Transcribe the lines below verbatim, skipping the images.

Records from a collection of figures:
'''

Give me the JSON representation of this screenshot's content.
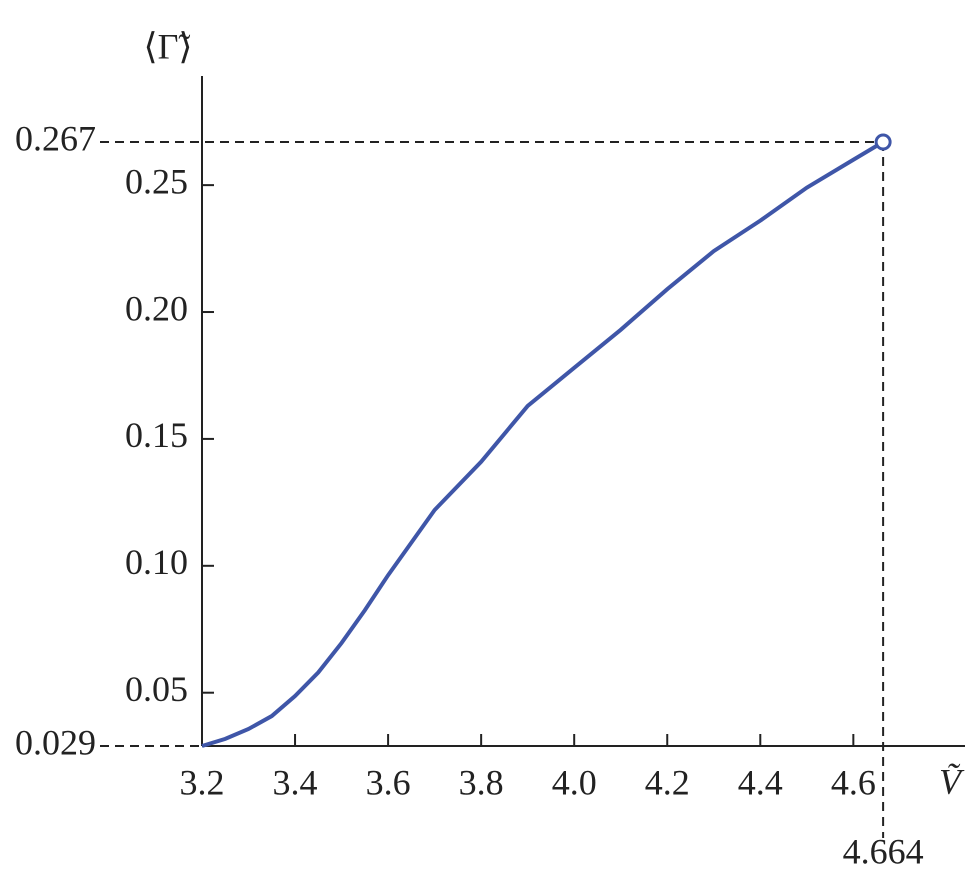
{
  "chart_data": {
    "type": "line",
    "xlabel": "Ṽ",
    "ylabel": "⟨Γ̃⟩",
    "x": [
      3.2,
      3.25,
      3.3,
      3.35,
      3.4,
      3.45,
      3.5,
      3.55,
      3.6,
      3.7,
      3.8,
      3.9,
      4.0,
      4.1,
      4.2,
      4.3,
      4.4,
      4.5,
      4.6,
      4.664
    ],
    "series": [
      {
        "color": "#3f56a8",
        "values": [
          0.029,
          0.0318,
          0.0357,
          0.0408,
          0.0487,
          0.058,
          0.0696,
          0.0825,
          0.0963,
          0.122,
          0.141,
          0.163,
          0.178,
          0.193,
          0.209,
          0.224,
          0.236,
          0.249,
          0.26,
          0.267
        ]
      }
    ],
    "xlim": [
      3.2,
      4.84
    ],
    "ylim": [
      0.029,
      0.293
    ],
    "xticks": [
      3.2,
      3.4,
      3.6,
      3.8,
      {
        "value": 4,
        "label": "4.0"
      },
      4.2,
      4.4,
      4.6
    ],
    "yticks": [
      0.05,
      {
        "value": 0.1,
        "label": "0.10"
      },
      0.15,
      {
        "value": 0.2,
        "label": "0.20"
      },
      0.25
    ],
    "marker": {
      "x": 4.664,
      "y": 0.267
    },
    "baseline": 0.029
  }
}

'''

> _Output of the exercise_
Give me the JSON representation of this screenshot's content.
{
  "chart_data": {
    "type": "line",
    "xlabel": "Ṽ",
    "ylabel": "⟨Γ̃⟩",
    "x": [
      3.2,
      3.25,
      3.3,
      3.35,
      3.4,
      3.45,
      3.5,
      3.55,
      3.6,
      3.7,
      3.8,
      3.9,
      4.0,
      4.1,
      4.2,
      4.3,
      4.4,
      4.5,
      4.6,
      4.664
    ],
    "series": [
      {
        "color": "#3f56a8",
        "values": [
          0.029,
          0.0318,
          0.0357,
          0.0408,
          0.0487,
          0.058,
          0.0696,
          0.0825,
          0.0963,
          0.122,
          0.141,
          0.163,
          0.178,
          0.193,
          0.209,
          0.224,
          0.236,
          0.249,
          0.26,
          0.267
        ]
      }
    ],
    "xlim": [
      3.2,
      4.84
    ],
    "ylim": [
      0.029,
      0.293
    ],
    "xticks": [
      3.2,
      3.4,
      3.6,
      3.8,
      {
        "value": 4,
        "label": "4.0"
      },
      4.2,
      4.4,
      4.6
    ],
    "yticks": [
      0.05,
      {
        "value": 0.1,
        "label": "0.10"
      },
      0.15,
      {
        "value": 0.2,
        "label": "0.20"
      },
      0.25
    ],
    "marker": {
      "x": 4.664,
      "y": 0.267
    },
    "baseline": 0.029
  }
}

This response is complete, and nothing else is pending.